### SHORT PROBLEM
Hunt for the word "quasi" across the entries below, copying each line that holds it.

** start of EXERCISE MATERIAL **

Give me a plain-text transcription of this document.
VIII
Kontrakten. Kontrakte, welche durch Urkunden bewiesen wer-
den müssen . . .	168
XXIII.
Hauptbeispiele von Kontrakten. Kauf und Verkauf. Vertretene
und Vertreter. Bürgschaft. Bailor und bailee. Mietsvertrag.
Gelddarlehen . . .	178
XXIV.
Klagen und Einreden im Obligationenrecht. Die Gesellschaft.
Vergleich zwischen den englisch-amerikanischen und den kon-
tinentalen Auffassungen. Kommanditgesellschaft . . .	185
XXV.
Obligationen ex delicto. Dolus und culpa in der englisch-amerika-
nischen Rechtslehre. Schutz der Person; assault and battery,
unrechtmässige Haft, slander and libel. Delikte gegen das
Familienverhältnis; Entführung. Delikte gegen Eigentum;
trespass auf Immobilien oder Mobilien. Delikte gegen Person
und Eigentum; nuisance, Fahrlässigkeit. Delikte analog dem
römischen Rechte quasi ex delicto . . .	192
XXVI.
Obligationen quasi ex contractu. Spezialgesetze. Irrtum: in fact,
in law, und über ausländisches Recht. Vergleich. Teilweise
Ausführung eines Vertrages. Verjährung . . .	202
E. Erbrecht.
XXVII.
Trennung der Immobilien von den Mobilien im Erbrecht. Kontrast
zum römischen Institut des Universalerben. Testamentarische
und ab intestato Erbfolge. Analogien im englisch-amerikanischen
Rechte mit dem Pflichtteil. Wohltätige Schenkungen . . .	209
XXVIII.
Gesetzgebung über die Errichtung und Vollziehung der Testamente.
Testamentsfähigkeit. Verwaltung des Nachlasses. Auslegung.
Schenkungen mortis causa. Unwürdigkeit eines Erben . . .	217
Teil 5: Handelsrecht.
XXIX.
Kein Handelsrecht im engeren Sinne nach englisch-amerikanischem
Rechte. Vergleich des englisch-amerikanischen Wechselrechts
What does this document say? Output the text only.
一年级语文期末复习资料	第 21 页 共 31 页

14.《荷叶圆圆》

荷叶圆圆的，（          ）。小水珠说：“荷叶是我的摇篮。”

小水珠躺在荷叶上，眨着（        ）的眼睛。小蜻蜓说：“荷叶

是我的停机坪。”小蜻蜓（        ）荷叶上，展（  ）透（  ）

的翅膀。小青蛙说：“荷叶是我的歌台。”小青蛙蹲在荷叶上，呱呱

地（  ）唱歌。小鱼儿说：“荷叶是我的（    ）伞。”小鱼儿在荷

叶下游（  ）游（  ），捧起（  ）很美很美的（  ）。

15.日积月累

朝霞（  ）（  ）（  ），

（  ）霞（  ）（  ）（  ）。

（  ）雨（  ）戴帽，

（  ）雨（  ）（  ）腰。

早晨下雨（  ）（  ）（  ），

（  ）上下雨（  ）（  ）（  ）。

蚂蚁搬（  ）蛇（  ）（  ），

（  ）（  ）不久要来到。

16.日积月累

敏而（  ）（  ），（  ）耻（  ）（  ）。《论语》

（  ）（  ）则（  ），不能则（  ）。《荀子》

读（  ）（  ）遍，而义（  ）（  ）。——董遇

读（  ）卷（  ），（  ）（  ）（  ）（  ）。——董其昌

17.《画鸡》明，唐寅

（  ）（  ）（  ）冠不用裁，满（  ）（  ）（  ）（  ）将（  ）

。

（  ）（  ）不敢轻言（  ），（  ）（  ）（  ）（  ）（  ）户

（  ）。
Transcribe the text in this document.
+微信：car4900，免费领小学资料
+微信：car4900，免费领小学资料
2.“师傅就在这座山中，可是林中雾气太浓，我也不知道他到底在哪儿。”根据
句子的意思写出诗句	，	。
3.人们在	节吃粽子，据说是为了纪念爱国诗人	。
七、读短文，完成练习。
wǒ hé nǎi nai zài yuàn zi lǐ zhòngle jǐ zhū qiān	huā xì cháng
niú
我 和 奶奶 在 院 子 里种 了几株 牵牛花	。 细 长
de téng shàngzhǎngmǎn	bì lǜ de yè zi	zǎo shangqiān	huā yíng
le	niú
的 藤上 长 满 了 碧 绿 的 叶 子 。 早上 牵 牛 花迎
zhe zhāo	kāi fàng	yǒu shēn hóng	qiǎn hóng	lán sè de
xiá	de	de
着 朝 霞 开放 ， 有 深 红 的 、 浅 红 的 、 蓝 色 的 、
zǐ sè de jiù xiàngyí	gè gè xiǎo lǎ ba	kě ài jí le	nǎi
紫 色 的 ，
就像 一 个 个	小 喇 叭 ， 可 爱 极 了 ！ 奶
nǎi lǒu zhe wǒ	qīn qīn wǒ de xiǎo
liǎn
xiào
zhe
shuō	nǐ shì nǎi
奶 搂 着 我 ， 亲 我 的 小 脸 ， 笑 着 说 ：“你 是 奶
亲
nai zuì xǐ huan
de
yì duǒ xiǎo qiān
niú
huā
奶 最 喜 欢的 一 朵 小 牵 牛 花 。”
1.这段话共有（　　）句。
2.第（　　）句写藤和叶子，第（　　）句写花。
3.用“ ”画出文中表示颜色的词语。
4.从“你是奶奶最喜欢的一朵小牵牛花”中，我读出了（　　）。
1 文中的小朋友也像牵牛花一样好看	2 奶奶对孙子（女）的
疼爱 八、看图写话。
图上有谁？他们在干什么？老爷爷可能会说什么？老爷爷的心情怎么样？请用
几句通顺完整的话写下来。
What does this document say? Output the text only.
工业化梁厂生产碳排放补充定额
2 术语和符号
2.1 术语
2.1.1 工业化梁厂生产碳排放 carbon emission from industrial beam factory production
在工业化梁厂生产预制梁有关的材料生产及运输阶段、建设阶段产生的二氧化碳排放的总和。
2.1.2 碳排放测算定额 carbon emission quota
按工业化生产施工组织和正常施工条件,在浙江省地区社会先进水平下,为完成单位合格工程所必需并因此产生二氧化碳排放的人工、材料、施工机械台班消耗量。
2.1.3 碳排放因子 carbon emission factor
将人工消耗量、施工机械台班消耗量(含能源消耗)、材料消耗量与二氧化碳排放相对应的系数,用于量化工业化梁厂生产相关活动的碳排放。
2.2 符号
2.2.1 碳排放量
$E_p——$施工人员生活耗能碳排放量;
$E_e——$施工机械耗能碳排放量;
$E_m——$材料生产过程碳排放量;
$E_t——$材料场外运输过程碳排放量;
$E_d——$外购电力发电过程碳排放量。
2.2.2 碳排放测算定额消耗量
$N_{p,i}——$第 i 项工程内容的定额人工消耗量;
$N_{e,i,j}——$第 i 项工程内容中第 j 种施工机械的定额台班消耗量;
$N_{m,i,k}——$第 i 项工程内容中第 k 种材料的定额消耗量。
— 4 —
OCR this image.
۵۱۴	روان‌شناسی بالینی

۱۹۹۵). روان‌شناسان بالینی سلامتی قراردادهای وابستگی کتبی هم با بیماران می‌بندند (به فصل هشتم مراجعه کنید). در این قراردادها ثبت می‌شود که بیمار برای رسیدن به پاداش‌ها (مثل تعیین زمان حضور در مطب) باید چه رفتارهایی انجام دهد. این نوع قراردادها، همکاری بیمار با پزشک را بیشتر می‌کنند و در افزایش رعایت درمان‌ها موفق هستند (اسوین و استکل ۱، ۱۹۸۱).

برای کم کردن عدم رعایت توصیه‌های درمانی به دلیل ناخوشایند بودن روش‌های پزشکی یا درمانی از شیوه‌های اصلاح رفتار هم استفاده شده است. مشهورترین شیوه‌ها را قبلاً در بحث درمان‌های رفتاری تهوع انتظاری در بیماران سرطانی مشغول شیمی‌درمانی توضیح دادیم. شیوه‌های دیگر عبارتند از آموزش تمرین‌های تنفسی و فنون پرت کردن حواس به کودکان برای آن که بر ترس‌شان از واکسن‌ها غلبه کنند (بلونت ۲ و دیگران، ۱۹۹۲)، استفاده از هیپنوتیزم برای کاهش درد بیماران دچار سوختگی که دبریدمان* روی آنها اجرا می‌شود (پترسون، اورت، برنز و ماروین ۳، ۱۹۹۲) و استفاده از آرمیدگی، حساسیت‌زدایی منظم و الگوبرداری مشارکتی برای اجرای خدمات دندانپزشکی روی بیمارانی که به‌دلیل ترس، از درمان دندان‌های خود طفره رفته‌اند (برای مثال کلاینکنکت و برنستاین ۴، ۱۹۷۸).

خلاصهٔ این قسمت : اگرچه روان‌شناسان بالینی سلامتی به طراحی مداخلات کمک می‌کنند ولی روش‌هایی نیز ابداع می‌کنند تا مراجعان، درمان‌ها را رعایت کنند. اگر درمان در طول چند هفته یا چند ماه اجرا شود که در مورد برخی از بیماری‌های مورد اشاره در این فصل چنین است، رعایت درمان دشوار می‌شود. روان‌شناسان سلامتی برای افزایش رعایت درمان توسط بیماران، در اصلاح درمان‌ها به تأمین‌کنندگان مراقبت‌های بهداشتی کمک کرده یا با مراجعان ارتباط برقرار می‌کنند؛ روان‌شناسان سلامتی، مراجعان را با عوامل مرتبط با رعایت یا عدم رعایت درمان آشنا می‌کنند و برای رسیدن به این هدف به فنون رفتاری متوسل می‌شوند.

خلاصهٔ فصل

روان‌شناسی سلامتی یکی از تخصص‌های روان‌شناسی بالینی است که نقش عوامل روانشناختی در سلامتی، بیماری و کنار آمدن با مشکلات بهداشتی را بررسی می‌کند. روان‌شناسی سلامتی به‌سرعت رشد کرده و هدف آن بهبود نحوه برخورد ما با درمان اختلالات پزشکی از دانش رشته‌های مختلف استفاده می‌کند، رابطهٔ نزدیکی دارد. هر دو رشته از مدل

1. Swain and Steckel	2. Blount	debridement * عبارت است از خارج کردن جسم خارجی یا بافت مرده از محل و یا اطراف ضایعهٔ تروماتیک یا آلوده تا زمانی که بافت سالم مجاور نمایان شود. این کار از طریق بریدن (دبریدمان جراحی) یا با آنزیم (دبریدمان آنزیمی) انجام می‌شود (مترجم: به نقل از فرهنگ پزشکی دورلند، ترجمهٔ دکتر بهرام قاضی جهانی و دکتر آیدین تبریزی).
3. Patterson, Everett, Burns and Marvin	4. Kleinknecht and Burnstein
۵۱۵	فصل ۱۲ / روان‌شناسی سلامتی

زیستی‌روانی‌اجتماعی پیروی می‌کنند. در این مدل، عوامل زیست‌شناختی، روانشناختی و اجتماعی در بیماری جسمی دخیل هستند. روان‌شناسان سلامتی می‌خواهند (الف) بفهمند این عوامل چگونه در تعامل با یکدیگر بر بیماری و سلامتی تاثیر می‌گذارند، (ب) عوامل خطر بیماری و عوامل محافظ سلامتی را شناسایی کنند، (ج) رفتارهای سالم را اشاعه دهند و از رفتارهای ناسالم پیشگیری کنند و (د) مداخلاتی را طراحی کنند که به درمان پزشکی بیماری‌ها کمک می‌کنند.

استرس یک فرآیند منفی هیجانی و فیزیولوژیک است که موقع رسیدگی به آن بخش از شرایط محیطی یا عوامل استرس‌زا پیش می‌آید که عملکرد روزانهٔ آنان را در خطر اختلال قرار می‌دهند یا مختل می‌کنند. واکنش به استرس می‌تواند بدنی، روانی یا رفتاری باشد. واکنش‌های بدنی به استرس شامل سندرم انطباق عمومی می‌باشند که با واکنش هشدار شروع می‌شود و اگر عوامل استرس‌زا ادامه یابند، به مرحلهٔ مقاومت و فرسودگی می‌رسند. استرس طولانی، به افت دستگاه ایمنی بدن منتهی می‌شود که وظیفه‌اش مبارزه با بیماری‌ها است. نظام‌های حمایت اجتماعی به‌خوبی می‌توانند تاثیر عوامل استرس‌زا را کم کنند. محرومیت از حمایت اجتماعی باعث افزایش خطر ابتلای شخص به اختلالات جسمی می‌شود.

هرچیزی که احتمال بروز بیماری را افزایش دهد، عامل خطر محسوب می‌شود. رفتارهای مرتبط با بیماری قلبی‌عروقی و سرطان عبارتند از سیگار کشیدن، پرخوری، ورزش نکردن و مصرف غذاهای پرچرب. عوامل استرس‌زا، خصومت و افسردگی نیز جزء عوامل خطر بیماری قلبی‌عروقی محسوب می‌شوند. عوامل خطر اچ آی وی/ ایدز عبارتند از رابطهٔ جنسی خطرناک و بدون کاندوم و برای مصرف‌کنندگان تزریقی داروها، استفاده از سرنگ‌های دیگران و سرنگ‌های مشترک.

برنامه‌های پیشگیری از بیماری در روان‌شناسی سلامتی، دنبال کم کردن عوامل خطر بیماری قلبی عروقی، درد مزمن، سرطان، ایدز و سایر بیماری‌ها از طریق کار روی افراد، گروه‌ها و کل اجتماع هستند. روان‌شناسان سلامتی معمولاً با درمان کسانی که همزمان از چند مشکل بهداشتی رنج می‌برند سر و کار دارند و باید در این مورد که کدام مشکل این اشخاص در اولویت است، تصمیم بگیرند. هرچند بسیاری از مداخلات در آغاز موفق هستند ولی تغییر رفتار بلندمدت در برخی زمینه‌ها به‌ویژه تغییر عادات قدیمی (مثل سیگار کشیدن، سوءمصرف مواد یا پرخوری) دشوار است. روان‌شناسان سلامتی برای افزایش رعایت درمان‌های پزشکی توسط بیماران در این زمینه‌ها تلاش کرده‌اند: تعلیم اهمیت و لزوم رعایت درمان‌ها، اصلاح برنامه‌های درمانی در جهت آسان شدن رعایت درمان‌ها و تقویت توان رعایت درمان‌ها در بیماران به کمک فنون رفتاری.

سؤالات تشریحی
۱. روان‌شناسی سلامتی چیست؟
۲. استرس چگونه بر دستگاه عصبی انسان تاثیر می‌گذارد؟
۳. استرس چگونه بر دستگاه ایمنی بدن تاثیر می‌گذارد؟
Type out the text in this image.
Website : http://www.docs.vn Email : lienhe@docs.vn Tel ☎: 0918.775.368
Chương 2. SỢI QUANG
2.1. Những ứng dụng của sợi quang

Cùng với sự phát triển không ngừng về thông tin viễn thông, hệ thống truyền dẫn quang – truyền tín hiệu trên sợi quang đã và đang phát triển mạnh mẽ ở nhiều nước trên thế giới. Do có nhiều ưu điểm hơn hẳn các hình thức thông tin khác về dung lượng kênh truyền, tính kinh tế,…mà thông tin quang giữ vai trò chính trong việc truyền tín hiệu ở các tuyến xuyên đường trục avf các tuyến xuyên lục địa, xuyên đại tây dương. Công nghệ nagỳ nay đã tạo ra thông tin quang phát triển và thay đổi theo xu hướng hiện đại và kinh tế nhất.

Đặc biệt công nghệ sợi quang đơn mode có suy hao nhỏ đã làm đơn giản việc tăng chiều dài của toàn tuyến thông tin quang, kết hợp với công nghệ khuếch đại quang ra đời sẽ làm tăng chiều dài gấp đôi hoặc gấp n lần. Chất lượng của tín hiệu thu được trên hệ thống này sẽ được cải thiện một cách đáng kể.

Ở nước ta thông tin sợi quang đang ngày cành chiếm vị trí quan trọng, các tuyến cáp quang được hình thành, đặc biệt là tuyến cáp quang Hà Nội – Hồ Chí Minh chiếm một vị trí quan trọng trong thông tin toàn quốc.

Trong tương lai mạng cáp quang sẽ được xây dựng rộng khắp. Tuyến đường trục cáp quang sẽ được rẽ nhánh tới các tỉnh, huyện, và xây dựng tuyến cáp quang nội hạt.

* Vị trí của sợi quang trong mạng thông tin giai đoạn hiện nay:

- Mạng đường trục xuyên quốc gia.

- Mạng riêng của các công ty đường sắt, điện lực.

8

** end of EXERCISE MATERIAL **

### SOLUTION FOR THIS EXERCISE
römischen Rechte quasi ex delicto . . .	192
Obligationen quasi ex contractu. Spezialgesetze. Irrtum: in fact,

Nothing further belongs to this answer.